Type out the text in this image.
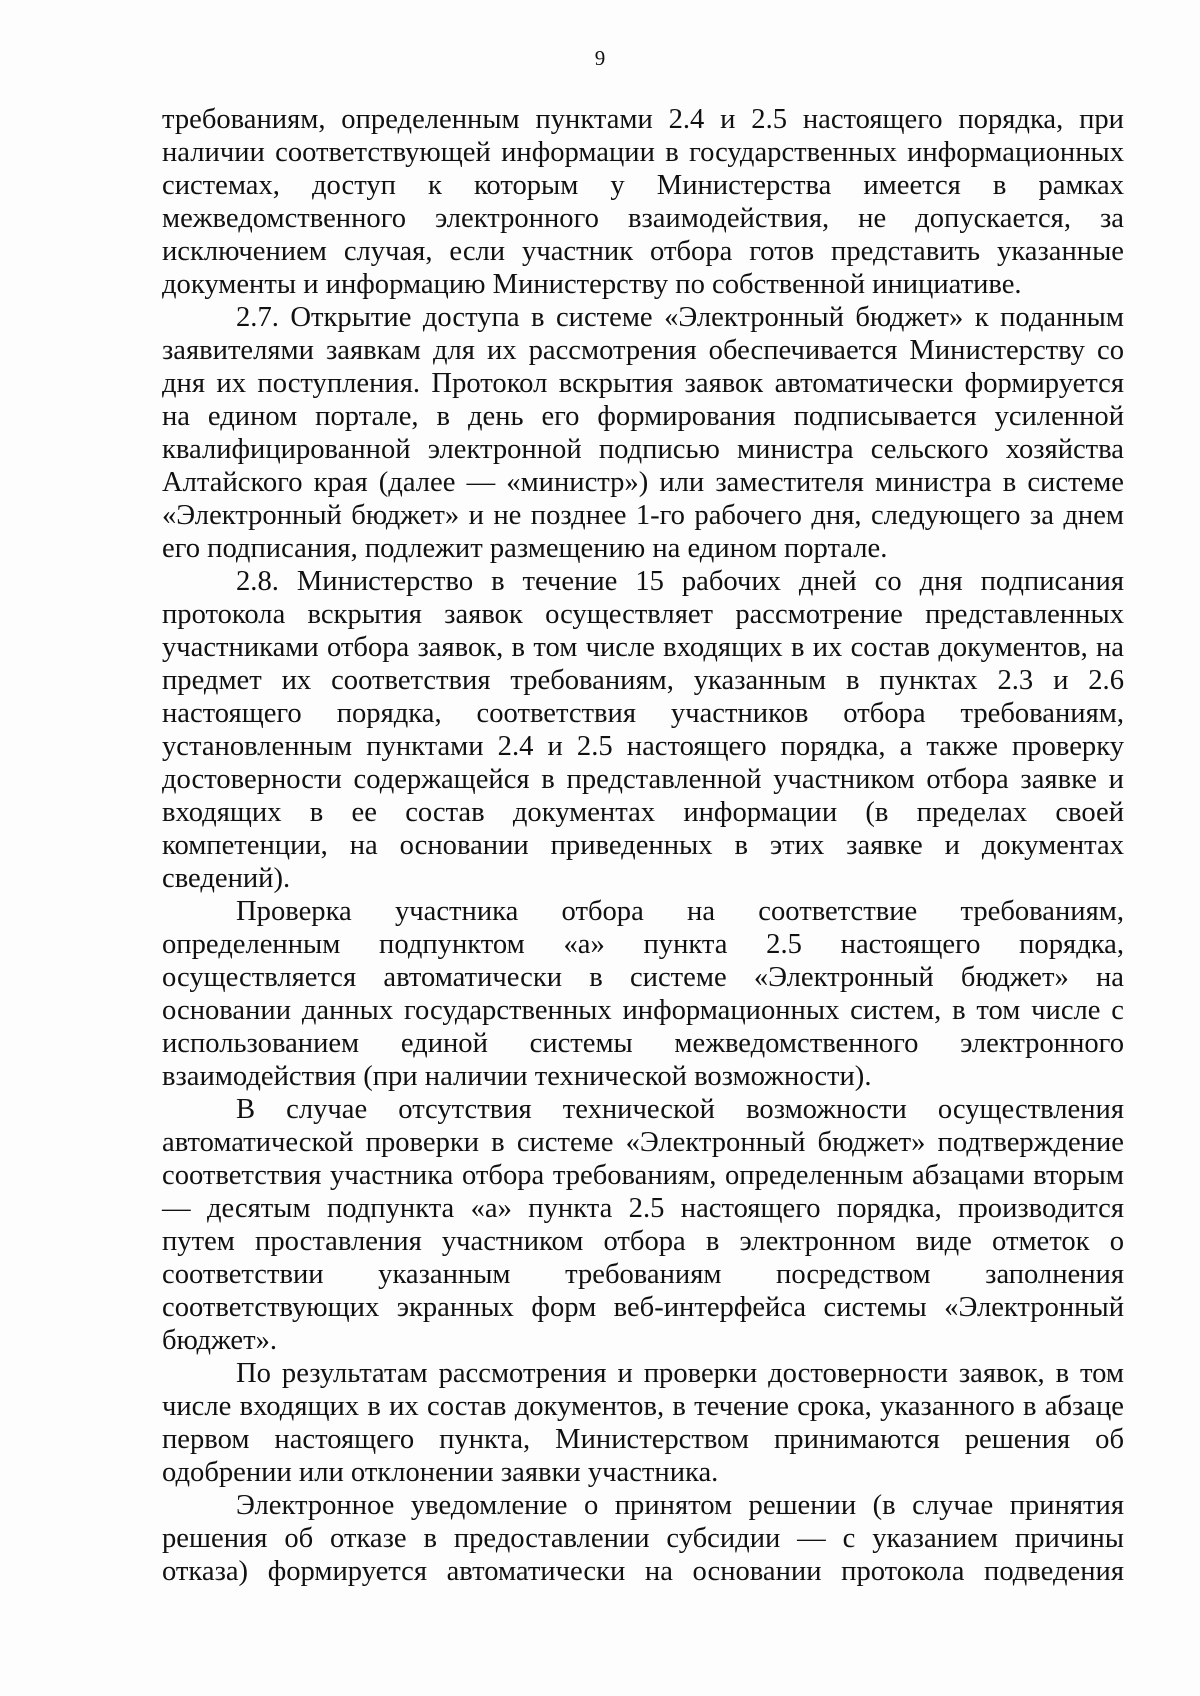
9

требованиям, определенным пунктами 2.4 и 2.5 настоящего порядка, при
наличии соответствующей информации в государственных информационных
системах, доступ к которым у Министерства имеется в рамках
межведомственного электронного взаимодействия, не допускается, за
исключением случая, если участник отбора готов представить указанные
документы и информацию Министерству по собственной инициативе.

2.7. Открытие доступа в системе «Электронный бюджет» к поданным
заявителями заявкам для их рассмотрения обеспечивается Министерству со
дня их поступления. Протокол вскрытия заявок автоматически формируется
на едином портале, в день его формирования подписывается усиленной
квалифицированной электронной подписью министра сельского хозяйства
Алтайского края (далее — «министр») или заместителя министра в системе
«Электронный бюджет» и не позднее 1-го рабочего дня, следующего за днем
его подписания, подлежит размещению на едином портале.

2.8. Министерство в течение 15 рабочих дней со дня подписания
протокола вскрытия заявок осуществляет рассмотрение представленных
участниками отбора заявок, в том числе входящих в их состав документов, на
предмет их соответствия требованиям, указанным в пунктах 2.3 и 2.6
настоящего порядка, соответствия участников отбора требованиям,
установленным пунктами 2.4 и 2.5 настоящего порядка, а также проверку
достоверности содержащейся в представленной участником отбора заявке и
входящих в ее состав документах информации (в пределах своей
компетенции, на основании приведенных в этих заявке и документах
сведений).

Проверка участника отбора на соответствие требованиям,
определенным подпунктом «а» пункта 2.5 настоящего порядка,
осуществляется автоматически в системе «Электронный бюджет» на
основании данных государственных информационных систем, в том числе с
использованием единой системы межведомственного электронного
взаимодействия (при наличии технической возможности).

В случае отсутствия технической возможности осуществления
автоматической проверки в системе «Электронный бюджет» подтверждение
соответствия участника отбора требованиям, определенным абзацами вторым
— десятым подпункта «а» пункта 2.5 настоящего порядка, производится
путем проставления участником отбора в электронном виде отметок о
соответствии указанным требованиям посредством заполнения
соответствующих экранных форм веб-интерфейса системы «Электронный
бюджет».

По результатам рассмотрения и проверки достоверности заявок, в том
числе входящих в их состав документов, в течение срока, указанного в абзаце
первом настоящего пункта, Министерством принимаются решения об
одобрении или отклонении заявки участника.

Электронное уведомление о принятом решении (в случае принятия
решения об отказе в предоставлении субсидии — с указанием причины
отказа) формируется автоматически на основании протокола подведения
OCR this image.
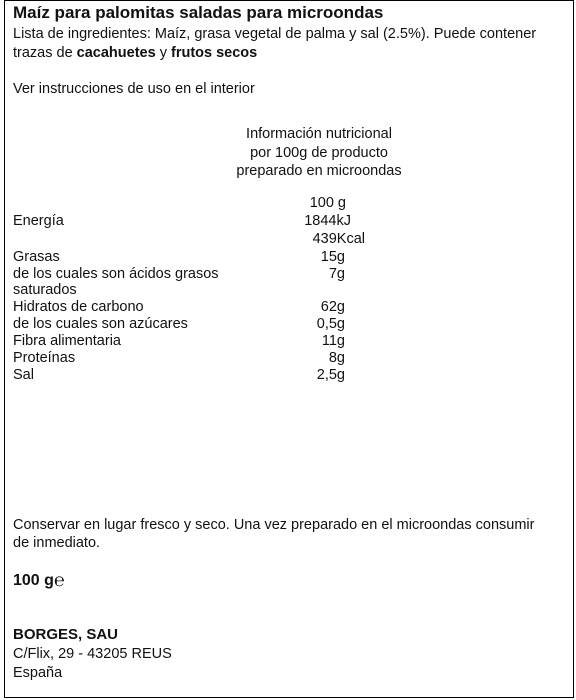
Maíz para palomitas saladas para microondas
Lista de ingredientes: Maíz, grasa vegetal de palma y sal (2.5%). Puede contener
trazas de cacahuetes y frutos secos
Ver instrucciones de uso en el interior
Información nutricional
por 100g de producto
preparado en microondas
100 g
Energía	1844kJ
439Kcal
Grasas	15g
de los cuales son ácidos grasos	7g
saturados
Hidratos de carbono	62g
de los cuales son azúcares	0,5g
Fibra alimentaria	11g
Proteínas	8g
Sal	2,5g
Conservar en lugar fresco y seco. Una vez preparado en el microondas consumir
de inmediato.
100 g℮
BORGES, SAU
C/Flix, 29 - 43205 REUS
España
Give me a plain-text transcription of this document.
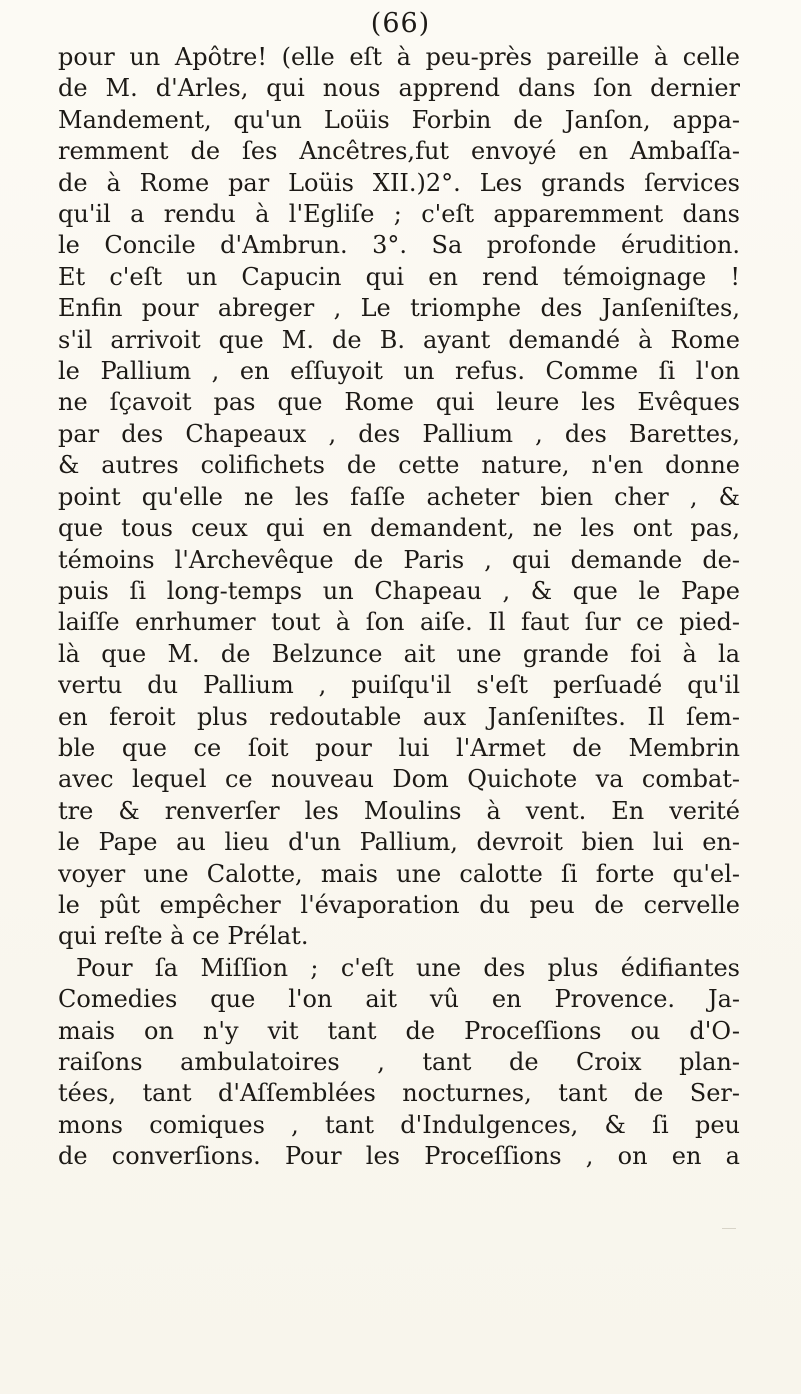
(66)
pour un Apôtre! (elle eſt à peu-près pareille à celle
de M. d'Arles, qui nous apprend dans ſon dernier
Mandement, qu'un Loüis Forbin de Janſon, appa-
remment de ſes Ancêtres,fut envoyé en Ambaſſa-
de à Rome par Loüis XII.)2°. Les grands ſervices
qu'il a rendu à l'Egliſe ; c'eſt apparemment dans
le Concile d'Ambrun. 3°. Sa profonde érudition.
Et c'eſt un Capucin qui en rend témoignage !
Enfin pour abreger , Le triomphe des Janſeniſtes,
s'il arrivoit que M. de B. ayant demandé à Rome
le Pallium , en eſſuyoit un refus. Comme ſi l'on
ne ſçavoit pas que Rome qui leure les Evêques
par des Chapeaux , des Pallium , des Barettes,
& autres colifichets de cette nature, n'en donne
point qu'elle ne les faſſe acheter bien cher , &
que tous ceux qui en demandent, ne les ont pas,
témoins l'Archevêque de Paris , qui demande de-
puis ſi long-temps un Chapeau , & que le Pape
laiſſe enrhumer tout à ſon aiſe. Il faut ſur ce pied-
là que M. de Belzunce ait une grande foi à la
vertu du Pallium , puiſqu'il s'eſt perſuadé qu'il
en feroit plus redoutable aux Janſeniſtes. Il ſem-
ble que ce ſoit pour lui l'Armet de Membrin
avec lequel ce nouveau Dom Quichote va combat-
tre & renverſer les Moulins à vent. En verité
le Pape au lieu d'un Pallium, devroit bien lui en-
voyer une Calotte, mais une calotte ſi forte qu'el-
le pût empêcher l'évaporation du peu de cervelle
qui reſte à ce Prélat.
Pour ſa Miſſion ; c'eſt une des plus édifiantes
Comedies que l'on ait vû en Provence. Ja-
mais on n'y vit tant de Proceſſions ou d'O-
raiſons ambulatoires , tant de Croix plan-
tées, tant d'Aſſemblées nocturnes, tant de Ser-
mons comiques , tant d'Indulgences, & ſi peu
de converſions. Pour les Proceſſions , on en a
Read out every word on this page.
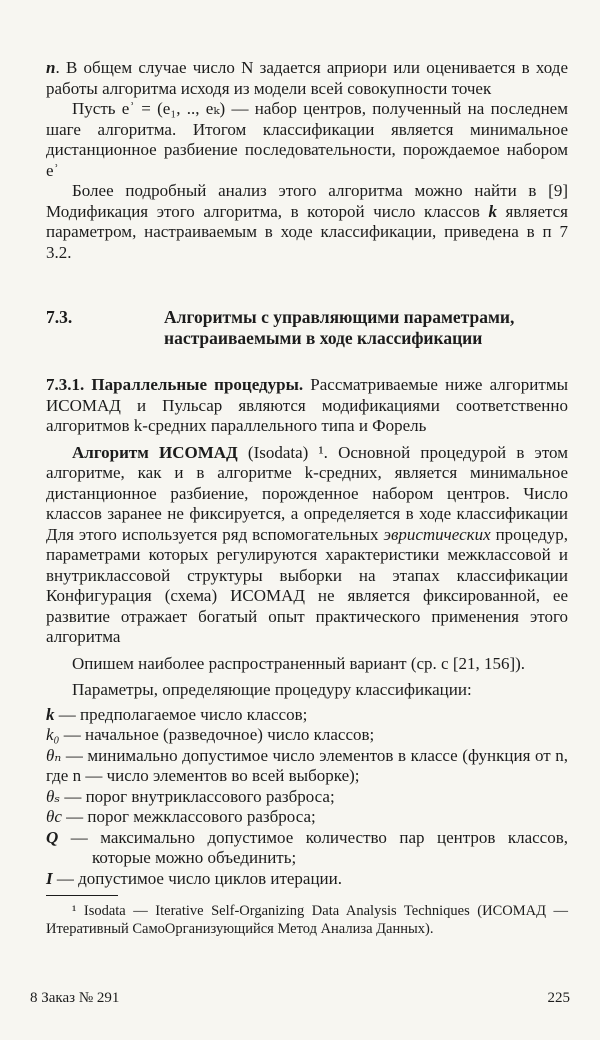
n. В общем случае число N задается априори или оценивается в ходе работы алгоритма исходя из модели всей совокупности точек

Пусть eʾ = (e₁, .., eₖ) — набор центров, полученный на последнем шаге алгоритма. Итогом классификации является минимальное дистанционное разбиение последовательности, порождаемое набором eʾ

Более подробный анализ этого алгоритма можно найти в [9] Модификация этого алгоритма, в которой число классов k является параметром, настраиваемым в ходе классификации, приведена в п 7 3.2.

7.3.	Алгоритмы с управляющими параметрами, настраиваемыми в ходе классификации

7.3.1. Параллельные процедуры. Рассматриваемые ниже алгоритмы ИСОМАД и Пульсар являются модификациями соответственно алгоритмов k-средних параллельного типа и Форель

Алгоритм ИСОМАД (Isodata) ¹. Основной процедурой в этом алгоритме, как и в алгоритме k-средних, является минимальное дистанционное разбиение, порожденное набором центров. Число классов заранее не фиксируется, а определяется в ходе классификации Для этого используется ряд вспомогательных эвристических процедур, параметрами которых регулируются характеристики межклассовой и внутриклассовой структуры выборки на этапах классификации Конфигурация (схема) ИСОМАД не является фиксированной, ее развитие отражает богатый опыт практического применения этого алгоритма

Опишем наиболее распространенный вариант (ср. с [21, 156]).

Параметры, определяющие процедуру классификации:

k — предполагаемое число классов;

k₀ — начальное (разведочное) число классов;

θₙ — минимально допустимое число элементов в классе (функция от n, где n — число элементов во всей выборке);

θₛ — порог внутриклассового разброса;

θc — порог межклассового разброса;

Q — максимально допустимое количество пар центров классов, которые можно объединить;

I — допустимое число циклов итерации.

¹ Isodata — Iterative Self-Organizing Data Analysis Techniques (ИСОМАД — Итеративный СамоОрганизующийся Метод Анализа Данных).

8 Заказ № 291	225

════

Take the listing above and print it exactly, apart from the pictures.

▸ Answer to this problem:
Type out the text in this image.
9

требованиям, определенным пунктами 2.4 и 2.5 настоящего порядка, при
наличии соответствующей информации в государственных информационных
системах, доступ к которым у Министерства имеется в рамках
межведомственного электронного взаимодействия, не допускается, за
исключением случая, если участник отбора готов представить указанные
документы и информацию Министерству по собственной инициативе.

2.7. Открытие доступа в системе «Электронный бюджет» к поданным
заявителями заявкам для их рассмотрения обеспечивается Министерству со
дня их поступления. Протокол вскрытия заявок автоматически формируется
на едином портале, в день его формирования подписывается усиленной
квалифицированной электронной подписью министра сельского хозяйства
Алтайского края (далее — «министр») или заместителя министра в системе
«Электронный бюджет» и не позднее 1-го рабочего дня, следующего за днем
его подписания, подлежит размещению на едином портале.

2.8. Министерство в течение 15 рабочих дней со дня подписания
протокола вскрытия заявок осуществляет рассмотрение представленных
участниками отбора заявок, в том числе входящих в их состав документов, на
предмет их соответствия требованиям, указанным в пунктах 2.3 и 2.6
настоящего порядка, соответствия участников отбора требованиям,
установленным пунктами 2.4 и 2.5 настоящего порядка, а также проверку
достоверности содержащейся в представленной участником отбора заявке и
входящих в ее состав документах информации (в пределах своей
компетенции, на основании приведенных в этих заявке и документах
сведений).

Проверка участника отбора на соответствие требованиям,
определенным подпунктом «а» пункта 2.5 настоящего порядка,
осуществляется автоматически в системе «Электронный бюджет» на
основании данных государственных информационных систем, в том числе с
использованием единой системы межведомственного электронного
взаимодействия (при наличии технической возможности).

В случае отсутствия технической возможности осуществления
автоматической проверки в системе «Электронный бюджет» подтверждение
соответствия участника отбора требованиям, определенным абзацами вторым
— десятым подпункта «а» пункта 2.5 настоящего порядка, производится
путем проставления участником отбора в электронном виде отметок о
соответствии указанным требованиям посредством заполнения
соответствующих экранных форм веб-интерфейса системы «Электронный
бюджет».

По результатам рассмотрения и проверки достоверности заявок, в том
числе входящих в их состав документов, в течение срока, указанного в абзаце
первом настоящего пункта, Министерством принимаются решения об
одобрении или отклонении заявки участника.

Электронное уведомление о принятом решении (в случае принятия
решения об отказе в предоставлении субсидии — с указанием причины
отказа) формируется автоматически на основании протокола подведения
OCR this image.
Maíz para palomitas saladas para microondas
Lista de ingredientes: Maíz, grasa vegetal de palma y sal (2.5%). Puede contener
trazas de cacahuetes y frutos secos
Ver instrucciones de uso en el interior
Información nutricional
por 100g de producto
preparado en microondas
100 g
Energía	1844kJ
439Kcal
Grasas	15g
de los cuales son ácidos grasos	7g
saturados
Hidratos de carbono	62g
de los cuales son azúcares	0,5g
Fibra alimentaria	11g
Proteínas	8g
Sal	2,5g
Conservar en lugar fresco y seco. Una vez preparado en el microondas consumir
de inmediato.
100 g℮
BORGES, SAU
C/Flix, 29 - 43205 REUS
España
Give me a plain-text transcription of this document.
(66)
pour un Apôtre! (elle eſt à peu-près pareille à celle
de M. d'Arles, qui nous apprend dans ſon dernier
Mandement, qu'un Loüis Forbin de Janſon, appa-
remment de ſes Ancêtres,fut envoyé en Ambaſſa-
de à Rome par Loüis XII.)2°. Les grands ſervices
qu'il a rendu à l'Egliſe ; c'eſt apparemment dans
le Concile d'Ambrun. 3°. Sa profonde érudition.
Et c'eſt un Capucin qui en rend témoignage !
Enfin pour abreger , Le triomphe des Janſeniſtes,
s'il arrivoit que M. de B. ayant demandé à Rome
le Pallium , en eſſuyoit un refus. Comme ſi l'on
ne ſçavoit pas que Rome qui leure les Evêques
par des Chapeaux , des Pallium , des Barettes,
& autres colifichets de cette nature, n'en donne
point qu'elle ne les faſſe acheter bien cher , &
que tous ceux qui en demandent, ne les ont pas,
témoins l'Archevêque de Paris , qui demande de-
puis ſi long-temps un Chapeau , & que le Pape
laiſſe enrhumer tout à ſon aiſe. Il faut ſur ce pied-
là que M. de Belzunce ait une grande foi à la
vertu du Pallium , puiſqu'il s'eſt perſuadé qu'il
en feroit plus redoutable aux Janſeniſtes. Il ſem-
ble que ce ſoit pour lui l'Armet de Membrin
avec lequel ce nouveau Dom Quichote va combat-
tre & renverſer les Moulins à vent. En verité
le Pape au lieu d'un Pallium, devroit bien lui en-
voyer une Calotte, mais une calotte ſi forte qu'el-
le pût empêcher l'évaporation du peu de cervelle
qui reſte à ce Prélat.
Pour ſa Miſſion ; c'eſt une des plus édifiantes
Comedies que l'on ait vû en Provence. Ja-
mais on n'y vit tant de Proceſſions ou d'O-
raiſons ambulatoires , tant de Croix plan-
tées, tant d'Aſſemblées nocturnes, tant de Ser-
mons comiques , tant d'Indulgences, & ſi peu
de converſions. Pour les Proceſſions , on en a
Read out every word on this page.
n. В общем случае число N задается априори или оценивается в ходе работы алгоритма исходя из модели всей совокупности точек

Пусть eʾ = (e₁, .., eₖ) — набор центров, полученный на последнем шаге алгоритма. Итогом классификации является минимальное дистанционное разбиение последовательности, порождаемое набором eʾ

Более подробный анализ этого алгоритма можно найти в [9] Модификация этого алгоритма, в которой число классов k является параметром, настраиваемым в ходе классификации, приведена в п 7 3.2.

7.3.	Алгоритмы с управляющими параметрами, настраиваемыми в ходе классификации

7.3.1. Параллельные процедуры. Рассматриваемые ниже алгоритмы ИСОМАД и Пульсар являются модификациями соответственно алгоритмов k-средних параллельного типа и Форель

Алгоритм ИСОМАД (Isodata) ¹. Основной процедурой в этом алгоритме, как и в алгоритме k-средних, является минимальное дистанционное разбиение, порожденное набором центров. Число классов заранее не фиксируется, а определяется в ходе классификации Для этого используется ряд вспомогательных эвристических процедур, параметрами которых регулируются характеристики межклассовой и внутриклассовой структуры выборки на этапах классификации Конфигурация (схема) ИСОМАД не является фиксированной, ее развитие отражает богатый опыт практического применения этого алгоритма

Опишем наиболее распространенный вариант (ср. с [21, 156]).

Параметры, определяющие процедуру классификации:

k — предполагаемое число классов;

k₀ — начальное (разведочное) число классов;

θₙ — минимально допустимое число элементов в классе (функция от n, где n — число элементов во всей выборке);

θₛ — порог внутриклассового разброса;

θc — порог межклассового разброса;

Q — максимально допустимое количество пар центров классов, которые можно объединить;

I — допустимое число циклов итерации.

¹ Isodata — Iterative Self-Organizing Data Analysis Techniques (ИСОМАД — Итеративный СамоОрганизующийся Метод Анализа Данных).

8 Заказ № 291	225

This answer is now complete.